— BEGIN —

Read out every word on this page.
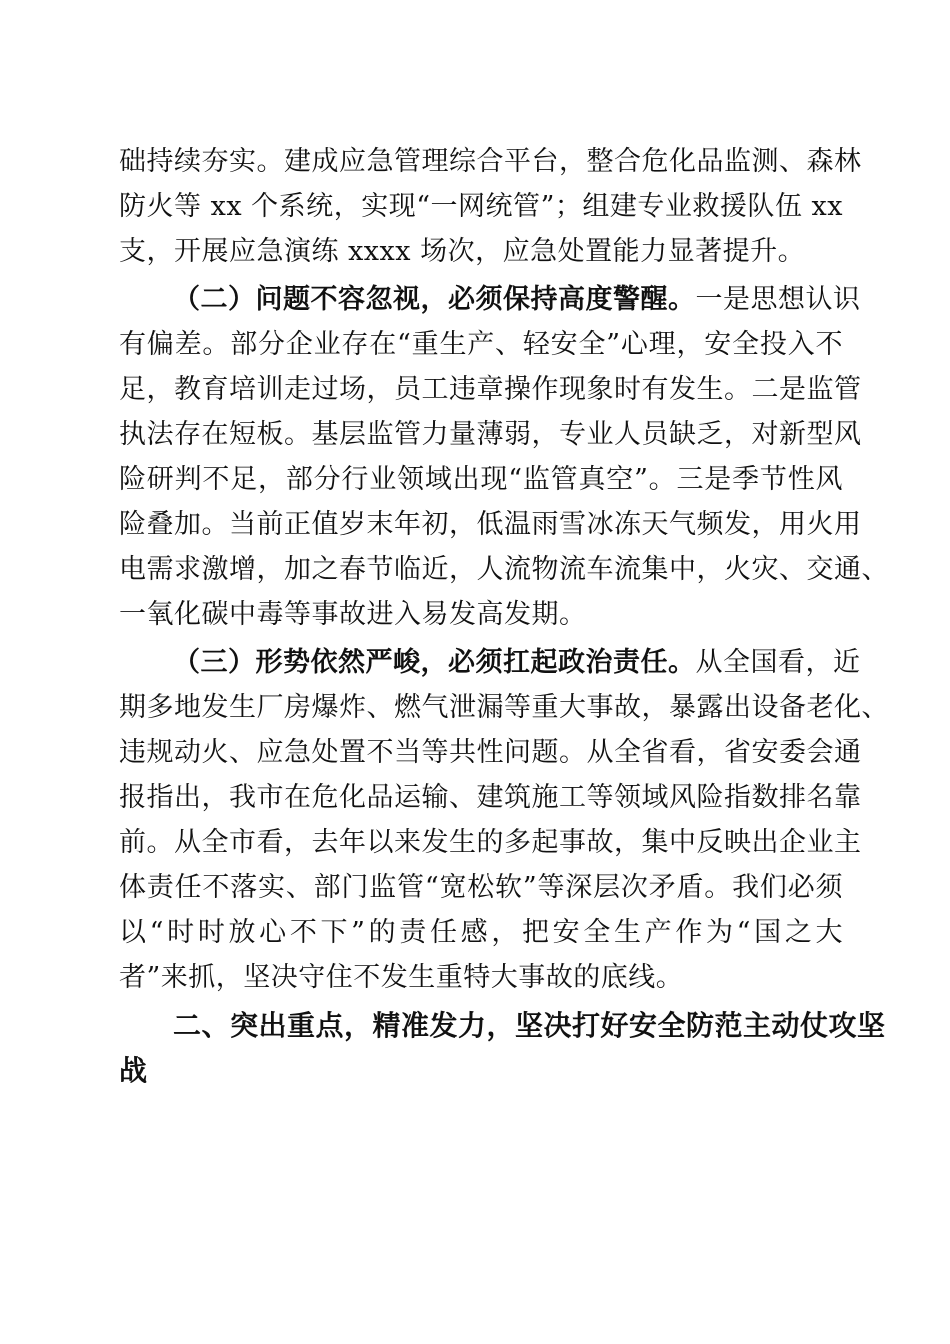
础持续夯实。建成应急管理综合平台，整合危化品监测、森林
防火等 xx 个系统，实现“一网统管”；组建专业救援队伍 xx
支，开展应急演练 xxxx 场次，应急处置能力显著提升。
（二）问题不容忽视，必须保持高度警醒。一是思想认识
有偏差。部分企业存在“重生产、轻安全”心理，安全投入不
足，教育培训走过场，员工违章操作现象时有发生。二是监管
执法存在短板。基层监管力量薄弱，专业人员缺乏，对新型风
险研判不足，部分行业领域出现“监管真空”。三是季节性风
险叠加。当前正值岁末年初，低温雨雪冰冻天气频发，用火用
电需求激增，加之春节临近，人流物流车流集中，火灾、交通、
一氧化碳中毒等事故进入易发高发期。
（三）形势依然严峻，必须扛起政治责任。从全国看，近
期多地发生厂房爆炸、燃气泄漏等重大事故，暴露出设备老化、
违规动火、应急处置不当等共性问题。从全省看，省安委会通
报指出，我市在危化品运输、建筑施工等领域风险指数排名靠
前。从全市看，去年以来发生的多起事故，集中反映出企业主
体责任不落实、部门监管“宽松软”等深层次矛盾。我们必须
以“时时放心不下”的责任感，把安全生产作为“国之大
者”来抓，坚决守住不发生重特大事故的底线。
二、突出重点，精准发力，坚决打好安全防范主动仗攻坚
战
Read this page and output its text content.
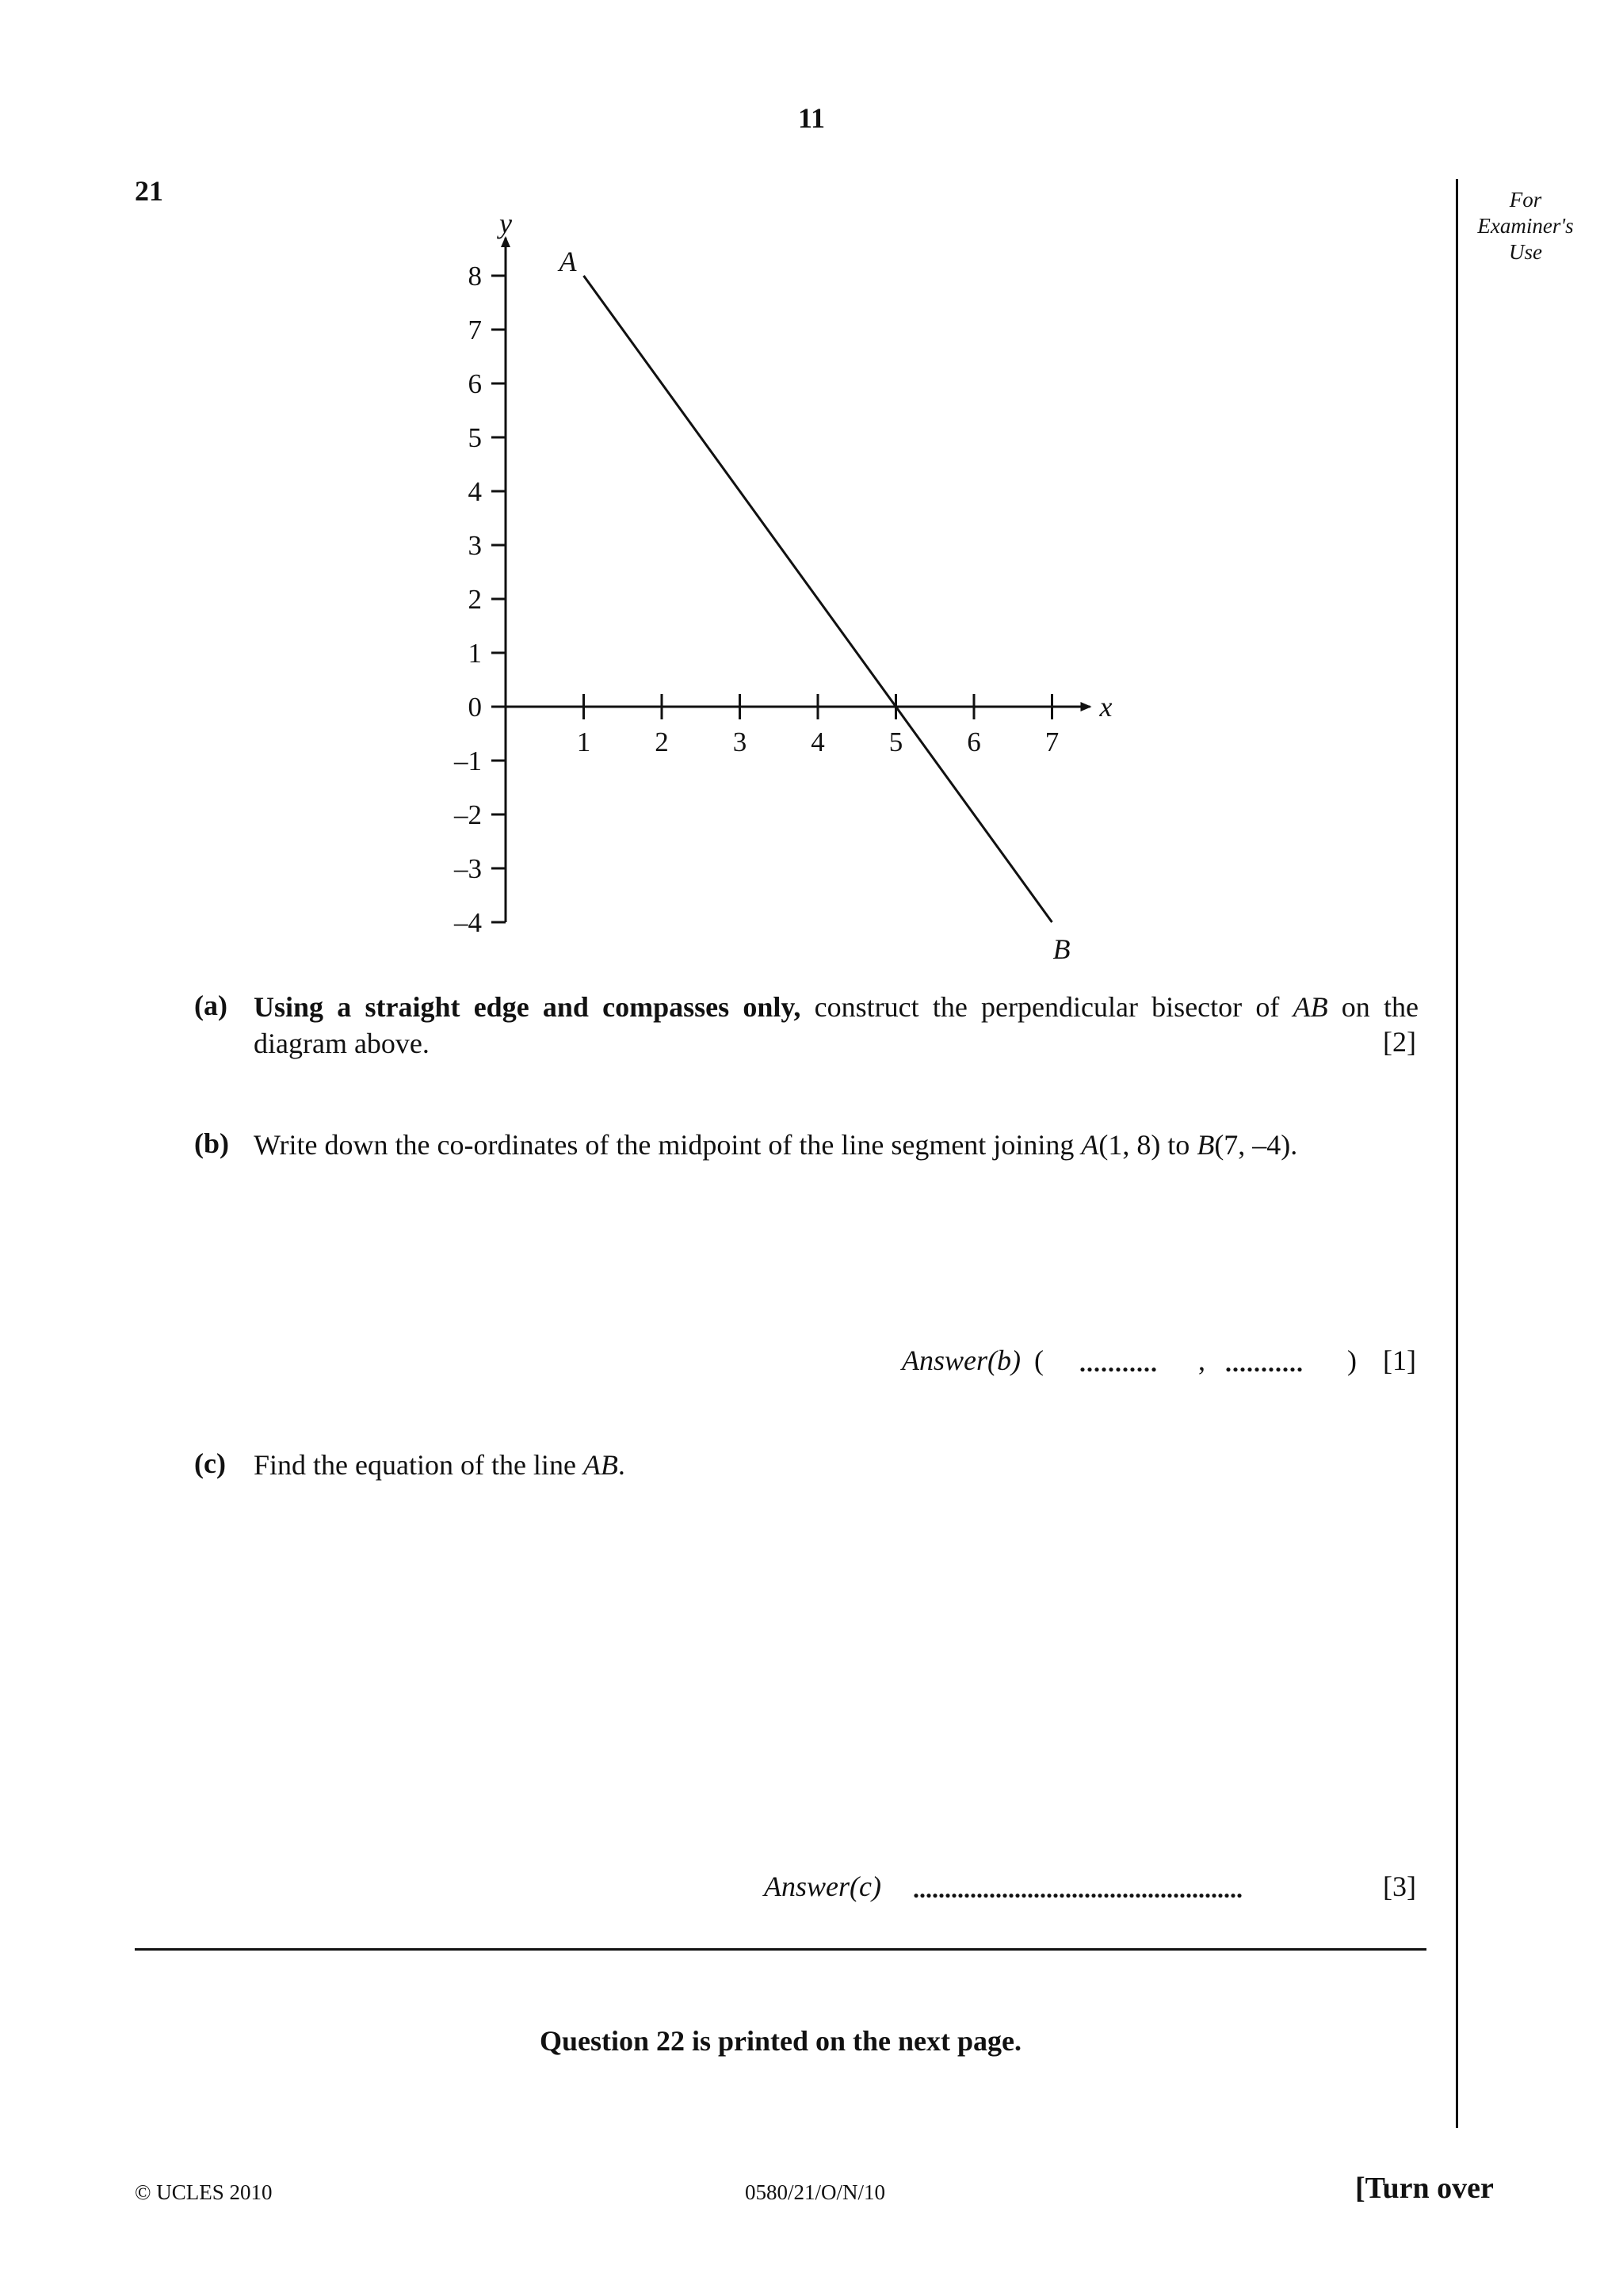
11
21	For
Examiner's
Use
8
7
6
5
4
3
2
1
0
–1
–2
–3
–4
1 2 3 4 5 6 7
x
y
A
B
(a) Using a straight edge and compasses only, construct the perpendicular bisector of AB on the diagram above.	[2]
(b) Write down the co-ordinates of the midpoint of the line segment joining A(1, 8) to B(7, –4).
Answer(b) ( ........... , ........... ) [1]
(c) Find the equation of the line AB.
Answer(c) ....................................................	[3]
Question 22 is printed on the next page.
© UCLES 2010	0580/21/O/N/10	[Turn over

— END —

:: Exercise ::
Copy exactly the lines from the one containing "Read this page and output its text content." through the final line of the records above, both included, and leave out any pictures.

:: Task answer ::
Read this page and output its text content.
11
21	For
Examiner's
Use
8
7
6
5
4
3
2
1
0
–1
–2
–3
–4
1 2 3 4 5 6 7
x
y
A
B
(a) Using a straight edge and compasses only, construct the perpendicular bisector of AB on the diagram above.	[2]
(b) Write down the co-ordinates of the midpoint of the line segment joining A(1, 8) to B(7, –4).
Answer(b) ( ........... , ........... ) [1]
(c) Find the equation of the line AB.
Answer(c) ....................................................	[3]
Question 22 is printed on the next page.
© UCLES 2010	0580/21/O/N/10	[Turn over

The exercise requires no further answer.